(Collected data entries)
* * * * * * * * *
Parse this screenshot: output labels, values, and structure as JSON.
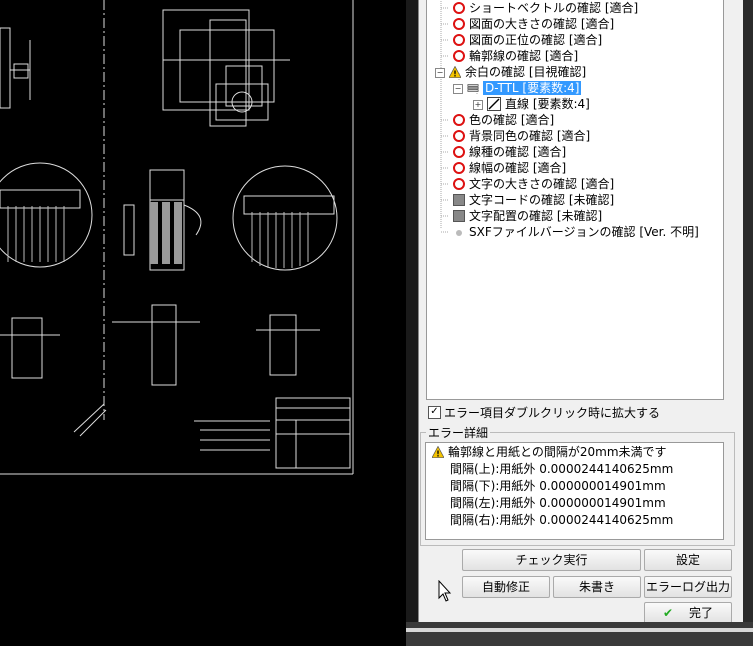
{
  "tree": {
    "items": [
      {
        "label": "ショートベクトルの確認 [適合]",
        "icon": "red-circle-icon"
      },
      {
        "label": "図面の大きさの確認 [適合]",
        "icon": "red-circle-icon"
      },
      {
        "label": "図面の正位の確認 [適合]",
        "icon": "red-circle-icon"
      },
      {
        "label": "輪郭線の確認 [適合]",
        "icon": "red-circle-icon"
      },
      {
        "label": "余白の確認 [目視確認]",
        "icon": "warning-icon"
      },
      {
        "label": "D-TTL [要素数:4]",
        "icon": "layer-icon"
      },
      {
        "label": "直線 [要素数:4]",
        "icon": "line-icon"
      },
      {
        "label": "色の確認 [適合]",
        "icon": "red-circle-icon"
      },
      {
        "label": "背景同色の確認 [適合]",
        "icon": "red-circle-icon"
      },
      {
        "label": "線種の確認 [適合]",
        "icon": "red-circle-icon"
      },
      {
        "label": "線幅の確認 [適合]",
        "icon": "red-circle-icon"
      },
      {
        "label": "文字の大きさの確認 [適合]",
        "icon": "red-circle-icon"
      },
      {
        "label": "文字コードの確認 [未確認]",
        "icon": "grey-square-icon"
      },
      {
        "label": "文字配置の確認 [未確認]",
        "icon": "grey-square-icon"
      },
      {
        "label": "SXFファイルバージョンの確認 [Ver. 不明]",
        "icon": "grey-dot-icon"
      }
    ]
  },
  "zoom_checkbox": {
    "label": "エラー項目ダブルクリック時に拡大する",
    "checked": true
  },
  "detail": {
    "group_label": "エラー詳細",
    "lines": [
      "輪郭線と用紙との間隔が20mm未満です",
      "間隔(上):用紙外 0.0000244140625mm",
      "間隔(下):用紙外 0.000000014901mm",
      "間隔(左):用紙外 0.000000014901mm",
      "間隔(右):用紙外 0.0000244140625mm"
    ]
  },
  "buttons": {
    "run": "チェック実行",
    "settings": "設定",
    "autofix": "自動修正",
    "redline": "朱書き",
    "errorlog": "エラーログ出力",
    "done": "完了"
  }
}
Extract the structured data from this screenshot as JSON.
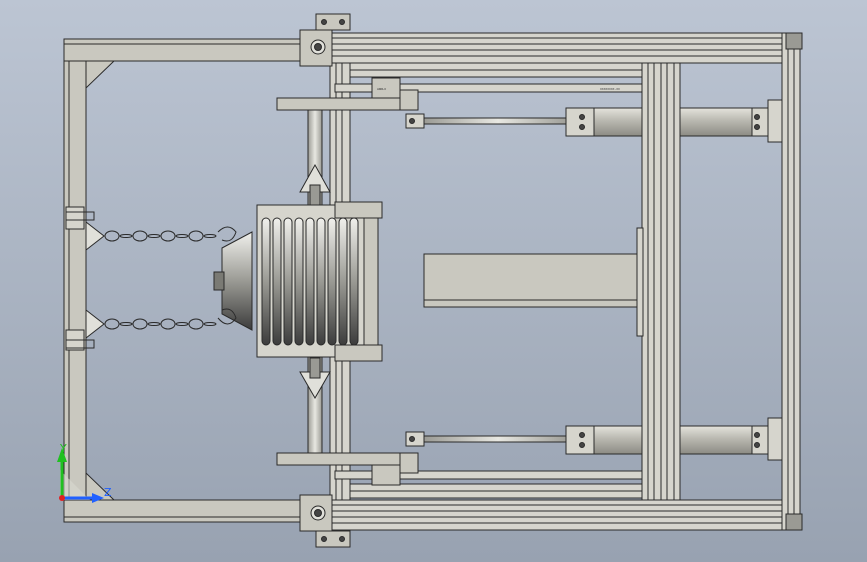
{
  "viewport": {
    "background_top": "#bcc5d3",
    "background_bottom": "#98a2b1"
  },
  "colors": {
    "frame_fill": "#c9c8bf",
    "frame_stroke": "#2a2a2a",
    "rail_fill": "#d6d5cd",
    "cylinder_fill": "#bdbcb4",
    "dark_fill": "#5a5a5a",
    "axis_x": "#2060ff",
    "axis_y": "#20c020",
    "axis_origin": "#e02020"
  },
  "labels": {
    "rail_tag_top": "ANDLO",
    "rail_tag_right": "XXXXXXXX-XX"
  },
  "triad": {
    "y_label": "Y",
    "z_label": "Z"
  },
  "icons": {
    "axis_triad": "axis-triad-icon"
  }
}
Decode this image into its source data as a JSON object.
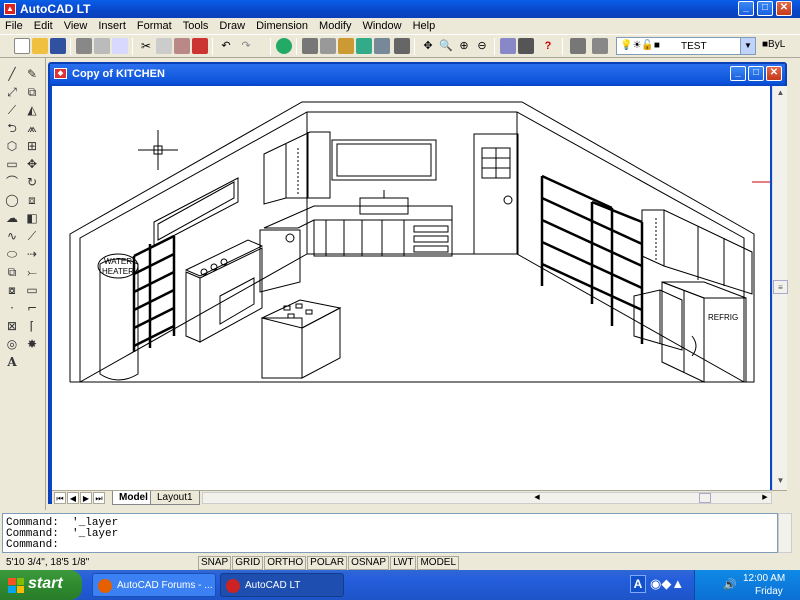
{
  "app": {
    "title": "AutoCAD LT",
    "icon": "autocad-logo-icon"
  },
  "menu": [
    "File",
    "Edit",
    "View",
    "Insert",
    "Format",
    "Tools",
    "Draw",
    "Dimension",
    "Modify",
    "Window",
    "Help"
  ],
  "toolbar": {
    "layer_name": "TEST",
    "linetype": "ByL"
  },
  "drawing": {
    "title": "Copy of KITCHEN",
    "labels": {
      "water_heater_1": "WATER",
      "water_heater_2": "HEATER",
      "refrig": "REFRIG"
    }
  },
  "tabs": {
    "model": "Model",
    "layout": "Layout1"
  },
  "command": {
    "lines": [
      "Command:  '_layer",
      "Command:  '_layer",
      "Command:"
    ]
  },
  "status": {
    "coords": "5'10 3/4\",  18'5 1/8\"",
    "toggles": [
      "SNAP",
      "GRID",
      "ORTHO",
      "POLAR",
      "OSNAP",
      "LWT",
      "MODEL"
    ]
  },
  "taskbar": {
    "start": "start",
    "tasks": [
      "AutoCAD Forums - ...",
      "AutoCAD LT"
    ],
    "time": "12:00 AM",
    "day": "Friday"
  },
  "colors": {
    "titlebar": "#0a50d8",
    "start": "#2f8a2f",
    "tray": "#0c6fd4"
  }
}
* * * * * * * * *
**What the task asks**
Give every line of the material that includes the string "labels".

**Answer to the task**
Parse this screenshot: output labels, values, and structure as JSON.
  "labels": {
    "labels": {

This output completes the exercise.